/---

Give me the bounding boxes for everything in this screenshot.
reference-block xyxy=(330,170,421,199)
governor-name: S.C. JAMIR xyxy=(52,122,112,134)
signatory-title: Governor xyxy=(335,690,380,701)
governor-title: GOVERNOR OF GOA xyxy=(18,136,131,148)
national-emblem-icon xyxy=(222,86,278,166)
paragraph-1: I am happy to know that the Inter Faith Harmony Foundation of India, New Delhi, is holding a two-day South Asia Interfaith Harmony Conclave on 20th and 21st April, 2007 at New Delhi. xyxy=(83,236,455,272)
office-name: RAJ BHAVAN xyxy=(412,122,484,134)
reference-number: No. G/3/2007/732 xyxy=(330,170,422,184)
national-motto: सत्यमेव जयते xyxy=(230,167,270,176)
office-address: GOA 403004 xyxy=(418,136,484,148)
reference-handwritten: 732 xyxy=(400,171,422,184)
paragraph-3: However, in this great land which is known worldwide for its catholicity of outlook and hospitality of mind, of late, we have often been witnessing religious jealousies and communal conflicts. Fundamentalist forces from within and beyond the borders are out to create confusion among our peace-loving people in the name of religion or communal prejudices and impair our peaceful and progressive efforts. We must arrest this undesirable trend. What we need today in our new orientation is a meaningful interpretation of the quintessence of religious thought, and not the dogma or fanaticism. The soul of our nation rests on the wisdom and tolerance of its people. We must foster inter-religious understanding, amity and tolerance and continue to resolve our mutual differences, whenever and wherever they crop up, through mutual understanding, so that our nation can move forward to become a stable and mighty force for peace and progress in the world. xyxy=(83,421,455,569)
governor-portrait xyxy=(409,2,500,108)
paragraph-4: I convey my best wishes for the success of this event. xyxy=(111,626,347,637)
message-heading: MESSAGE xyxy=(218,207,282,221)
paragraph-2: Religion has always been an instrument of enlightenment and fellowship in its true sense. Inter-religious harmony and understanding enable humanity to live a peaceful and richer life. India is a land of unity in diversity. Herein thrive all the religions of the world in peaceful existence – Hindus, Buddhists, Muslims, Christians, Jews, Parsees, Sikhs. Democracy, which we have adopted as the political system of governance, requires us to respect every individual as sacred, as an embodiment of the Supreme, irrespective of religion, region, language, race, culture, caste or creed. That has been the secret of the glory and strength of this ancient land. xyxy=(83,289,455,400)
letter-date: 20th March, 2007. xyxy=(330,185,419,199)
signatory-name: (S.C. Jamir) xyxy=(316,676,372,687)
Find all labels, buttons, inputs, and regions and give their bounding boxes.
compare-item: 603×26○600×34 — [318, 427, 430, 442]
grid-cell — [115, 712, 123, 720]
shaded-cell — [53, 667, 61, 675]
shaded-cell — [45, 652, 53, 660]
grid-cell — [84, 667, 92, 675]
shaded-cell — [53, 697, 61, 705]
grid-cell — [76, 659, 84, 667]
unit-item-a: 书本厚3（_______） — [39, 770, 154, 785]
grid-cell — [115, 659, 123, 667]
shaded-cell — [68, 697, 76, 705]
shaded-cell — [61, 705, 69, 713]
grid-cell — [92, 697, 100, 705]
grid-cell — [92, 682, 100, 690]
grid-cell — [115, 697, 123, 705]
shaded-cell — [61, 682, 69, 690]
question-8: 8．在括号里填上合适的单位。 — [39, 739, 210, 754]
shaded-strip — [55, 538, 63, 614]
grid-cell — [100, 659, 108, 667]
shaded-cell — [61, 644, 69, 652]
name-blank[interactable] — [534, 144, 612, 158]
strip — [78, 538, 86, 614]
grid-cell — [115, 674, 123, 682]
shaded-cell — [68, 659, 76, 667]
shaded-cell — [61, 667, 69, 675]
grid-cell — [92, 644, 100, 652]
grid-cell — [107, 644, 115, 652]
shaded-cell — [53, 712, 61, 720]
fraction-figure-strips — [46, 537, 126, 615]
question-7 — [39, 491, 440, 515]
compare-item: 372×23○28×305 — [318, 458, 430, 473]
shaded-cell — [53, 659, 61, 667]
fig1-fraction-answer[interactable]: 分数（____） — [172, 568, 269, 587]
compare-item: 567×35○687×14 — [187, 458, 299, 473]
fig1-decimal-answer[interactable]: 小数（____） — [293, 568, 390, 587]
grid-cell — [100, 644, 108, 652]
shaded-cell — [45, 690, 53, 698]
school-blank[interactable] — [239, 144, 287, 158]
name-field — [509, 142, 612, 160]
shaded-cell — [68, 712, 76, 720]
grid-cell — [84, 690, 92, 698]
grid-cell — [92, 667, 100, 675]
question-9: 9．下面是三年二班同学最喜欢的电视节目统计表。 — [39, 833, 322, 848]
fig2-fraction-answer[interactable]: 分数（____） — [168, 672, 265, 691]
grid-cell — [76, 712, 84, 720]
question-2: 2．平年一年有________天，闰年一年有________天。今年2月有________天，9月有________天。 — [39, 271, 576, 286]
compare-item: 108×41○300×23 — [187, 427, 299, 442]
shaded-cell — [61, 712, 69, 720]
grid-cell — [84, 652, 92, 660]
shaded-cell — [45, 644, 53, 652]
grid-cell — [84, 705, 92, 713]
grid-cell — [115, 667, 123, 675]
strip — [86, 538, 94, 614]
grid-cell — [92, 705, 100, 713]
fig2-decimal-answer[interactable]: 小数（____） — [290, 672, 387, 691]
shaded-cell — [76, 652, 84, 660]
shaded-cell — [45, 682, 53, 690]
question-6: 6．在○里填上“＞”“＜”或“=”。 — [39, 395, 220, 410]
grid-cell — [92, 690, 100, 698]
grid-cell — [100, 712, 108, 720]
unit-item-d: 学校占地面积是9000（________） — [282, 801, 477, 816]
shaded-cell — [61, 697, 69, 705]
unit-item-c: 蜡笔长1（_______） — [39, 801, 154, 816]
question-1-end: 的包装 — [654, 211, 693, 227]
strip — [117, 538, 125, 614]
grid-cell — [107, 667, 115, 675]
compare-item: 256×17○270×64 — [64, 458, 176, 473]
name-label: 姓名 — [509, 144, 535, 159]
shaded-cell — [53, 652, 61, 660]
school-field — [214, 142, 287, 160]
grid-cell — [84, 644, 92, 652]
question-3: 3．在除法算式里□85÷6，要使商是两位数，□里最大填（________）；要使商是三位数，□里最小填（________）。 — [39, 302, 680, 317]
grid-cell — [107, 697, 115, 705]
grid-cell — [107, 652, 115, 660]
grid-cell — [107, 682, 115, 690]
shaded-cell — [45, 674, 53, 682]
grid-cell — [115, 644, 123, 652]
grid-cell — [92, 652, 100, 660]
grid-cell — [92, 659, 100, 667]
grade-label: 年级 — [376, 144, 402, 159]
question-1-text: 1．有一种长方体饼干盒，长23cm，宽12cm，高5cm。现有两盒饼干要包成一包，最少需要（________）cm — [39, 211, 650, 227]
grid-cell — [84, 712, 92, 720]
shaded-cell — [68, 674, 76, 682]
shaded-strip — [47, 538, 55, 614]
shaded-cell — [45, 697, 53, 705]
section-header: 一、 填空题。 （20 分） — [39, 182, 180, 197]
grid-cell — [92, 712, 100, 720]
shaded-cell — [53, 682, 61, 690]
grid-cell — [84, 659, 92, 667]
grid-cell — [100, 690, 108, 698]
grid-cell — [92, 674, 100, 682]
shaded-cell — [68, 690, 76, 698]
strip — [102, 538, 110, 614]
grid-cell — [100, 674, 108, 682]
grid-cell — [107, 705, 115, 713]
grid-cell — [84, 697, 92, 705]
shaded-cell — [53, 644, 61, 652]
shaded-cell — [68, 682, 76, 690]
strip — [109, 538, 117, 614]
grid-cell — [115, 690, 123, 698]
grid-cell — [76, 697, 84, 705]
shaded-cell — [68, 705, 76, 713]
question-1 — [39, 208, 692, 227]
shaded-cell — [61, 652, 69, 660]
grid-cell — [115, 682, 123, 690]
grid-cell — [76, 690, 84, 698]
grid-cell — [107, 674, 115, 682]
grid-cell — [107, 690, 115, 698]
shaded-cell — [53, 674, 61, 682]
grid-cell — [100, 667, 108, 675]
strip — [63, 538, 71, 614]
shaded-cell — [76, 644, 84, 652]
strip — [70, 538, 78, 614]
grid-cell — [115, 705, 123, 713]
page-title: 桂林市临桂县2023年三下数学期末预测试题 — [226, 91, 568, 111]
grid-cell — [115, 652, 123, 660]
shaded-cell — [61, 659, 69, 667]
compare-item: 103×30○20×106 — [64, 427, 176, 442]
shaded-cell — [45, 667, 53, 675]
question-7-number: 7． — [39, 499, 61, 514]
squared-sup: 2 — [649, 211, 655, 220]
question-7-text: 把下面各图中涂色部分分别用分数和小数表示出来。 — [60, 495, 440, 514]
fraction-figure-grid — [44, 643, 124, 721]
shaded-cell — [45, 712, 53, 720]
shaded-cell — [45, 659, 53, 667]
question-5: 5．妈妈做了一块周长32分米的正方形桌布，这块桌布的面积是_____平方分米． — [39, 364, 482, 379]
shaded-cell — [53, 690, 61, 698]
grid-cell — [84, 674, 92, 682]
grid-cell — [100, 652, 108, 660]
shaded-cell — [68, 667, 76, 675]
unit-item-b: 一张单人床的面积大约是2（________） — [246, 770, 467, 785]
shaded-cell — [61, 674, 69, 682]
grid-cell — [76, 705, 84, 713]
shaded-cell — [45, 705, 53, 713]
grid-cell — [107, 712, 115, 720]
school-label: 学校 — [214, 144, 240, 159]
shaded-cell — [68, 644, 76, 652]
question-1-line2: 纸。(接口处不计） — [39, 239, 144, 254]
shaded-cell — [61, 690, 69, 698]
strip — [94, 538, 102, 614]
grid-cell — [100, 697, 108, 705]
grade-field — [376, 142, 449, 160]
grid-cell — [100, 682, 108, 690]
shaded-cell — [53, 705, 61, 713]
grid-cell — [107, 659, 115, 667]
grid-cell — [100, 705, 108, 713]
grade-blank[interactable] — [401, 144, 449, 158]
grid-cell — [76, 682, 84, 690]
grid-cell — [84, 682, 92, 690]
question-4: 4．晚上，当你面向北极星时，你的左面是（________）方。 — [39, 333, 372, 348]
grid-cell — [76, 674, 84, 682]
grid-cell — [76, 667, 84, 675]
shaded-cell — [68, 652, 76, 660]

\---

**Requirement**
Reproduce the material from its first line through the line containing "national-emblem-icon xyxy=(222,86,278,166)", inclusive, replacing "signatory-title" with "signer-title" and leaving everything else unchanged.

**Answer for this exercise**
Give me the bounding boxes for everything in this screenshot.
reference-block xyxy=(330,170,421,199)
governor-name: S.C. JAMIR xyxy=(52,122,112,134)
signer-title: Governor xyxy=(335,690,380,701)
governor-title: GOVERNOR OF GOA xyxy=(18,136,131,148)
national-emblem-icon xyxy=(222,86,278,166)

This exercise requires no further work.